→ **WHAT TO WORK ON**: Reproduce the text on the Ardhanarinatesvara stotra below in full, word for word.

→ **TEXT SHOWN**:
****************

The strotra is a simple formulaic device recited or chanted by the worshipper as an integral part of ritual puja… It involves a string of simple epithets declaring obeisance to the deity, Below is a transliteration of the Ardharinatesvara stotra from the devanagari script, a translation, and a brief analysis of the hymn.

The Ardhanarinatesvara  (Ardhanarisvara) Stotra:

1.     1. Cāmpeya gaurārdha śarīrakāyai
Karpūra gaurārda śarīrakāya.
Dhammillakāyai ca jaţadhrāya
Namah Śivāyai ca namah Śivāya.


Her body is fair like campā flower
His body is like camphor
She has a braided hairstyle ornamented with pearls
And he has matted hair
I bow to Śivā and I bow to Śiva




2.    2.  Kastūrikā kumkumacaricitāyai
Citārājahpuna vicarcitāya
Kŗtasmarāyai vikŗtasmarāya
Namah Śivāyai ca namah Śivaya

Her body is sprinkled with the musk-vermillion powder,
His body is besmeared with a collection of ash from the funeral pyre
She has the power of, and he is adverse to, sexual desire
I bow to Śivā and I bow to Śiva

3.    3.  Calat kvaņat kańkananpūrāyai
Pādābharājataphaninūpurāya.
Hemāńgadāyai bhujagāńgadāya
Namah Śivāyai ca namah Śivaya

From her you hear the movement of tinkling anklets and bracelets,
His lotus feet have shining anklets of snakes
Her body is adorned with golden armlets
And his body has armlets of snakes
I bow to Śivā and I bow to Śiva

4.    4.  Viśālanīlotpalalocanāya
Vikāsipańkeruhalocanāya.

****************

→ **SUPPLIED ENTRIES**:
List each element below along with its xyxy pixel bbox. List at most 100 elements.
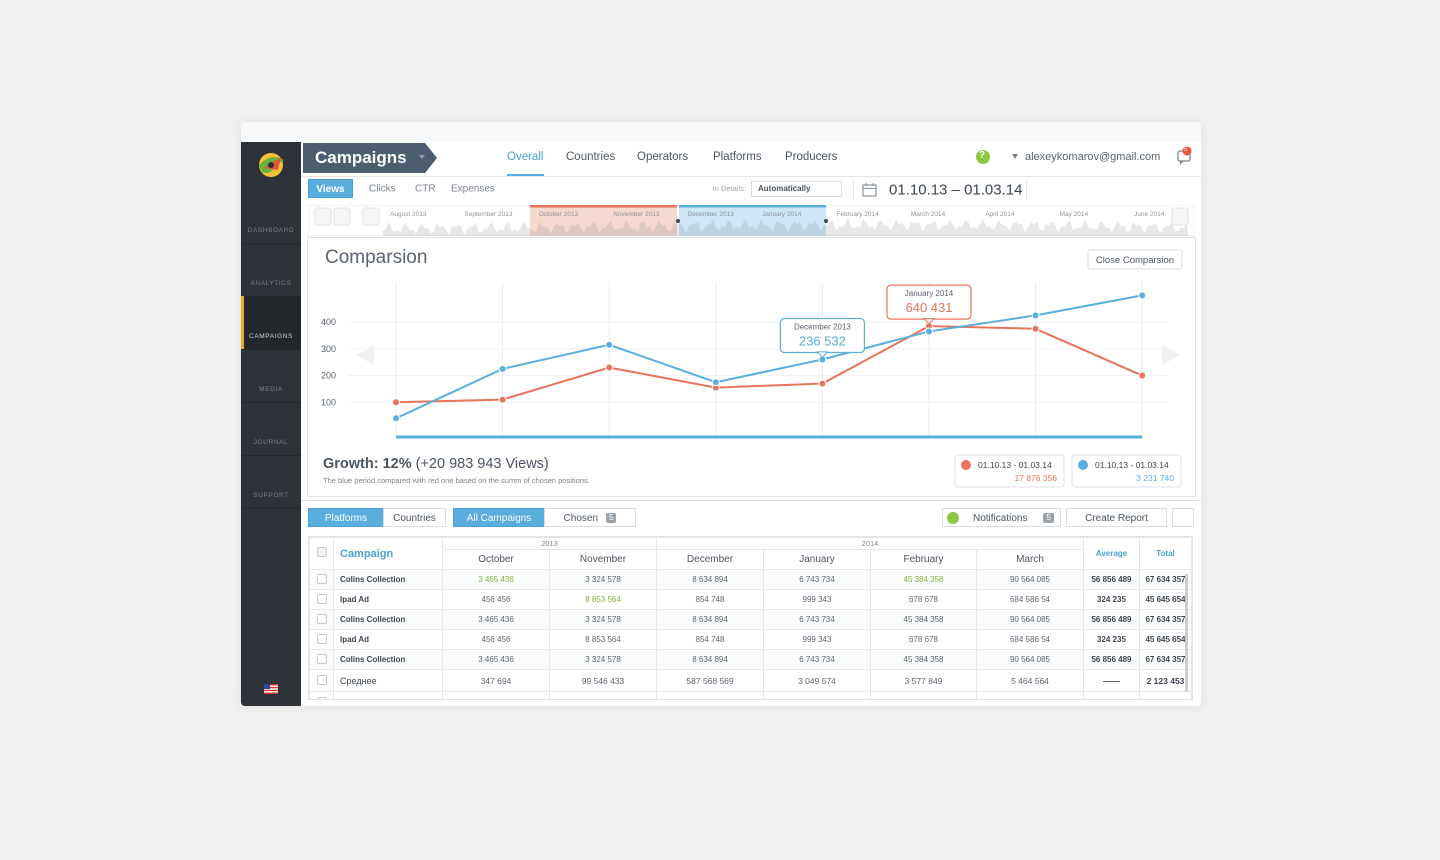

****************

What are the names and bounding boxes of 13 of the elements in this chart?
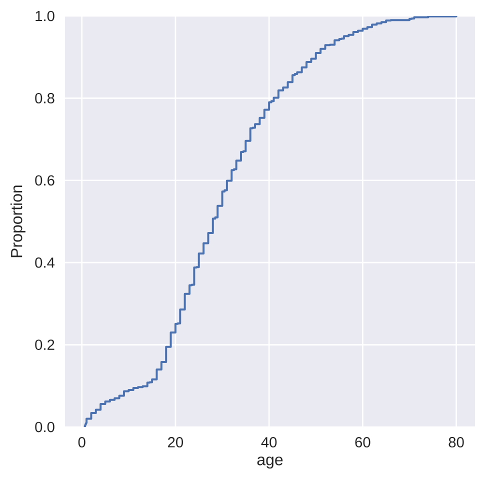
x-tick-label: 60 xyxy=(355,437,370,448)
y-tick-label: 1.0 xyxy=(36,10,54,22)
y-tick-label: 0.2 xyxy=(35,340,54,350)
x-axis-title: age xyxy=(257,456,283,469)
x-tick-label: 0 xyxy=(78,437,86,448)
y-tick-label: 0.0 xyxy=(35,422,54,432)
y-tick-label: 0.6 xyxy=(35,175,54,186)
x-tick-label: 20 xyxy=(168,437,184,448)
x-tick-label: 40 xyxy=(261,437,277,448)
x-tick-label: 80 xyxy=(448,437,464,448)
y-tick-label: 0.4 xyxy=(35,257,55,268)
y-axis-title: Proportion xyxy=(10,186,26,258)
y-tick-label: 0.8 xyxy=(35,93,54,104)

****************

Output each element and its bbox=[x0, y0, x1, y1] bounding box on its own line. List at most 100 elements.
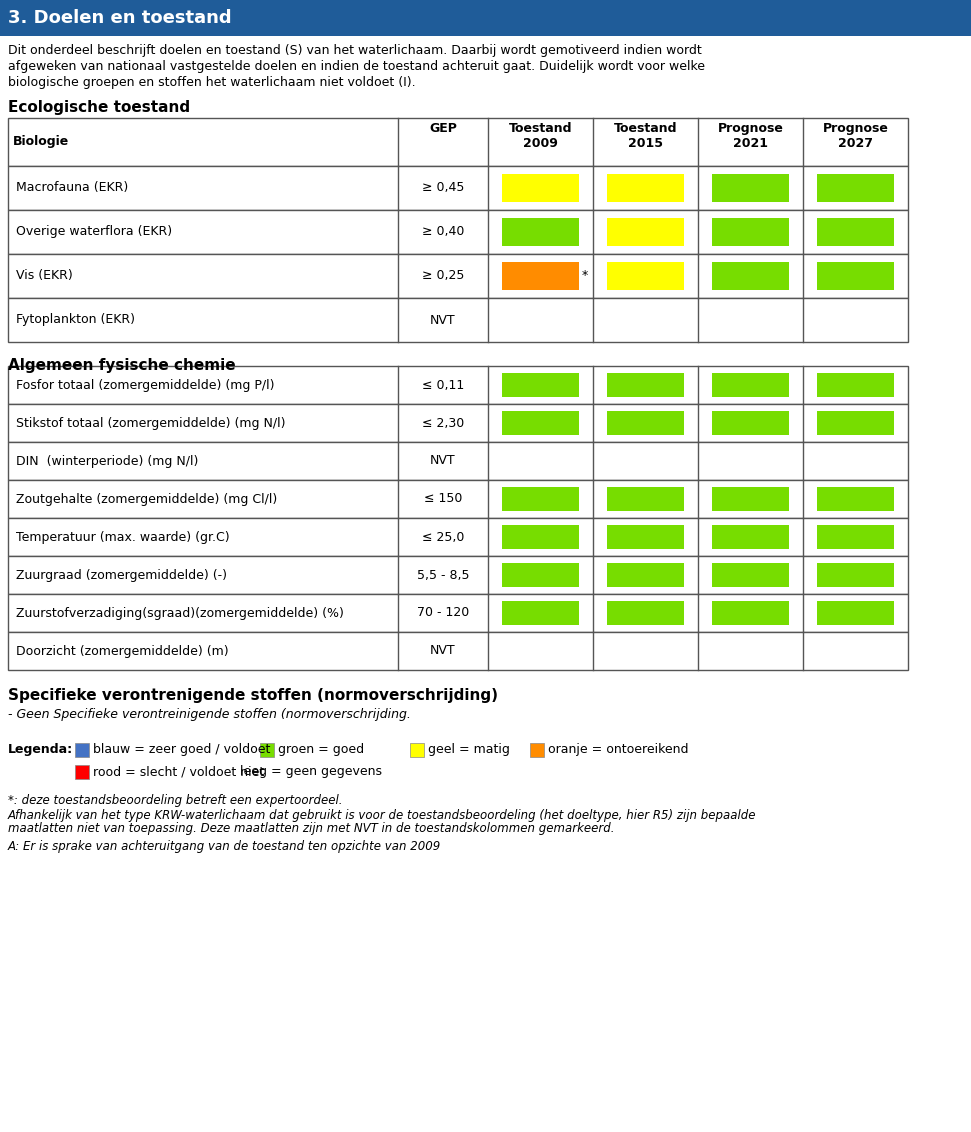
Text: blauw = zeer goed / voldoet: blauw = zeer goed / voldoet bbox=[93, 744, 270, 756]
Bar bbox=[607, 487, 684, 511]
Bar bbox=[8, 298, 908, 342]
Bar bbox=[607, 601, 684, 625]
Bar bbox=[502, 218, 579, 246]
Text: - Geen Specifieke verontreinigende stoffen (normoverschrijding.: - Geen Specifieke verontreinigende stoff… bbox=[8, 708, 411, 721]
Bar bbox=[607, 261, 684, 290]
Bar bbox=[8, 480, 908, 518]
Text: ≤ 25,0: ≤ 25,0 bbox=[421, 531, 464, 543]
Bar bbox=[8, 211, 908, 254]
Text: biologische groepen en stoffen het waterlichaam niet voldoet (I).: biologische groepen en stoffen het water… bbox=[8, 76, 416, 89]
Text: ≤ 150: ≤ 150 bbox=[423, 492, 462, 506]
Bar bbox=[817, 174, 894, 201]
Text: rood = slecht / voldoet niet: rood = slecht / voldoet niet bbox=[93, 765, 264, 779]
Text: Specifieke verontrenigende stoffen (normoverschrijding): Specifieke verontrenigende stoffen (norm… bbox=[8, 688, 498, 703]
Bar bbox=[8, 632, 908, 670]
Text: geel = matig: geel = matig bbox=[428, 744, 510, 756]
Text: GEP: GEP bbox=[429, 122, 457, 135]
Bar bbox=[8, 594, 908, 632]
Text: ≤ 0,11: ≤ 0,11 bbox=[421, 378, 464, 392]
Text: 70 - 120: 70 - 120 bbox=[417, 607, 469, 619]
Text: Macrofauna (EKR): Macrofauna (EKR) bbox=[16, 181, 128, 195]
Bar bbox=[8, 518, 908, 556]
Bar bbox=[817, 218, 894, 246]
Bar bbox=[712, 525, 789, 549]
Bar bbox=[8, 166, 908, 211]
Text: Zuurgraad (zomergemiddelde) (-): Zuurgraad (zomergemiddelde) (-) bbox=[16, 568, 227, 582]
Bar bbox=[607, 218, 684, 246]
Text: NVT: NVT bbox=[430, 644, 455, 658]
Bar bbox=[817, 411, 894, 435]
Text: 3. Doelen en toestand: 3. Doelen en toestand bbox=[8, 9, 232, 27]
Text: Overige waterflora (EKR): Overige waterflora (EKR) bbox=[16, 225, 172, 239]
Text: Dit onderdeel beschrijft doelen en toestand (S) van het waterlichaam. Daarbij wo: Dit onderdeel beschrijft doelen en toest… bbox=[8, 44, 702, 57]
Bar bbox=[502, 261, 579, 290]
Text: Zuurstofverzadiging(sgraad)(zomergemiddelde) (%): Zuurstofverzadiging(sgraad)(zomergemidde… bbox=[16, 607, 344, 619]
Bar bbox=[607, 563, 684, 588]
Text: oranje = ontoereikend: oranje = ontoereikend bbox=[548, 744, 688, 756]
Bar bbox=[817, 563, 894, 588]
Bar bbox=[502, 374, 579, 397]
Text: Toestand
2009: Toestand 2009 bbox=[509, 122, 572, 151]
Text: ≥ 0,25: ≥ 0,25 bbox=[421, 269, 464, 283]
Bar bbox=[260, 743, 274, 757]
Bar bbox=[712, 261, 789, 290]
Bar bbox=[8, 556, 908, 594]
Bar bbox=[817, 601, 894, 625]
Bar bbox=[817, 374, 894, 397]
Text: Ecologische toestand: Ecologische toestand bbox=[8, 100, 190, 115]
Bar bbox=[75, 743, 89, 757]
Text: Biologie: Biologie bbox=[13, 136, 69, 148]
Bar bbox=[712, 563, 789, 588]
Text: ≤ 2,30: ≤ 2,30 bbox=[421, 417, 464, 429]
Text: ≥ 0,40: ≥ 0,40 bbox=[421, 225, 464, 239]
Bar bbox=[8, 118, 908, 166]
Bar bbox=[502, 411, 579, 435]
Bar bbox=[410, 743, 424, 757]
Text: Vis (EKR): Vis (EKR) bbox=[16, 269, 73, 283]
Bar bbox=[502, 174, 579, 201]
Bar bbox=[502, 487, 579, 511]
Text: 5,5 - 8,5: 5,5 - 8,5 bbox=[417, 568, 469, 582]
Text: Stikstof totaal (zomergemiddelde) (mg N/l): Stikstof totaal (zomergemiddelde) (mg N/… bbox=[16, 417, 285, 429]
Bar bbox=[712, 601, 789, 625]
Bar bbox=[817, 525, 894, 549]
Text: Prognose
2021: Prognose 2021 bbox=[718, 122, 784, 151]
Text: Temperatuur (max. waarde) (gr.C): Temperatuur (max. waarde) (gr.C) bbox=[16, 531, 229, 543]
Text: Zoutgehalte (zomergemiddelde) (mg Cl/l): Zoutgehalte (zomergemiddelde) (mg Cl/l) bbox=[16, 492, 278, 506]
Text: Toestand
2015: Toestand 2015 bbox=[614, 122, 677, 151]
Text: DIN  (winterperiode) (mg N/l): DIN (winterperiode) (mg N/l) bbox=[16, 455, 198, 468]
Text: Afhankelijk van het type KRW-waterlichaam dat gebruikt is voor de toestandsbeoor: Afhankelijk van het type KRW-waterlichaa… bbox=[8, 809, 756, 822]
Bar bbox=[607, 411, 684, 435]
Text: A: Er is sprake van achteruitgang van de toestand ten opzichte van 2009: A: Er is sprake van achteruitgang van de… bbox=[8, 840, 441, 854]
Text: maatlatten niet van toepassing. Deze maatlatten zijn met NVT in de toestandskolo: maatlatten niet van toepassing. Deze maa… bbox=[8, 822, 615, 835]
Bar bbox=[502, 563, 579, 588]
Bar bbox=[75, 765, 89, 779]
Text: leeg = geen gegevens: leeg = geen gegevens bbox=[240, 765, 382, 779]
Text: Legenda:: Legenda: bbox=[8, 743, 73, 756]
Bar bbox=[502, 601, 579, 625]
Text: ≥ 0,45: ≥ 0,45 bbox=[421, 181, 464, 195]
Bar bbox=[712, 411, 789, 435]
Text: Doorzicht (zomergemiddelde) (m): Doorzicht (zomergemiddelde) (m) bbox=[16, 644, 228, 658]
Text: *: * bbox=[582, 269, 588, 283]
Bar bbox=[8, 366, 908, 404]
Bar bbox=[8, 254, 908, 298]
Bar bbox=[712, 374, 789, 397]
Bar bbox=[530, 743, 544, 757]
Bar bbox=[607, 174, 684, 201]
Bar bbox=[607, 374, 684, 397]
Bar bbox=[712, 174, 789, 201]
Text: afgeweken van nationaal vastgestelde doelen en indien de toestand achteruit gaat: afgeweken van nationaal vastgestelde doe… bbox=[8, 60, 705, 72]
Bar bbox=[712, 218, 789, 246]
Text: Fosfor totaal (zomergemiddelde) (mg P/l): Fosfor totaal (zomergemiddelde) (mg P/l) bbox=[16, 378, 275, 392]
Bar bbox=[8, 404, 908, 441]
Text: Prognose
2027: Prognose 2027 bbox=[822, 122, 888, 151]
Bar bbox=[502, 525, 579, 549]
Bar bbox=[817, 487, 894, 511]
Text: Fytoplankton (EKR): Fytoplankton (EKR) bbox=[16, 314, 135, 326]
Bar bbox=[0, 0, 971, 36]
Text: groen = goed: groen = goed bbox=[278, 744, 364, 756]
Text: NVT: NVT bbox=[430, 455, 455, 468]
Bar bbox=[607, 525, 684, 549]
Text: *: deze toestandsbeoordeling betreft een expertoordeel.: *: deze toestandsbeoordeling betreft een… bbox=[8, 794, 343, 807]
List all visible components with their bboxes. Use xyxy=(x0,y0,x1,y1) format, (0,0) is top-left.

****************

→ **RESULT OF THIS EXERCISE**:
The strotra is a simple formulaic device recited or chanted by the worshipper as an integral part of ritual puja… It involves a string of simple epithets declaring obeisance to the deity, Below is a transliteration of the Ardharinatesvara stotra from the devanagari script, a translation, and a brief analysis of the hymn.

The Ardhanarinatesvara  (Ardhanarisvara) Stotra:

1.     1. Cāmpeya gaurārdha śarīrakāyai
Karpūra gaurārda śarīrakāya.
Dhammillakāyai ca jaţadhrāya
Namah Śivāyai ca namah Śivāya.


Her body is fair like campā flower
His body is like camphor
She has a braided hairstyle ornamented with pearls
And he has matted hair
I bow to Śivā and I bow to Śiva




2.    2.  Kastūrikā kumkumacaricitāyai
Citārājahpuna vicarcitāya
Kŗtasmarāyai vikŗtasmarāya
Namah Śivāyai ca namah Śivaya

Her body is sprinkled with the musk-vermillion powder,
His body is besmeared with a collection of ash from the funeral pyre
She has the power of, and he is adverse to, sexual desire
I bow to Śivā and I bow to Śiva

3.    3.  Calat kvaņat kańkananpūrāyai
Pādābharājataphaninūpurāya.
Hemāńgadāyai bhujagāńgadāya
Namah Śivāyai ca namah Śivaya

From her you hear the movement of tinkling anklets and bracelets,
His lotus feet have shining anklets of snakes
Her body is adorned with golden armlets
And his body has armlets of snakes
I bow to Śivā and I bow to Śiva

4.    4.  Viśālanīlotpalalocanāya
Vikāsipańkeruhalocanāya.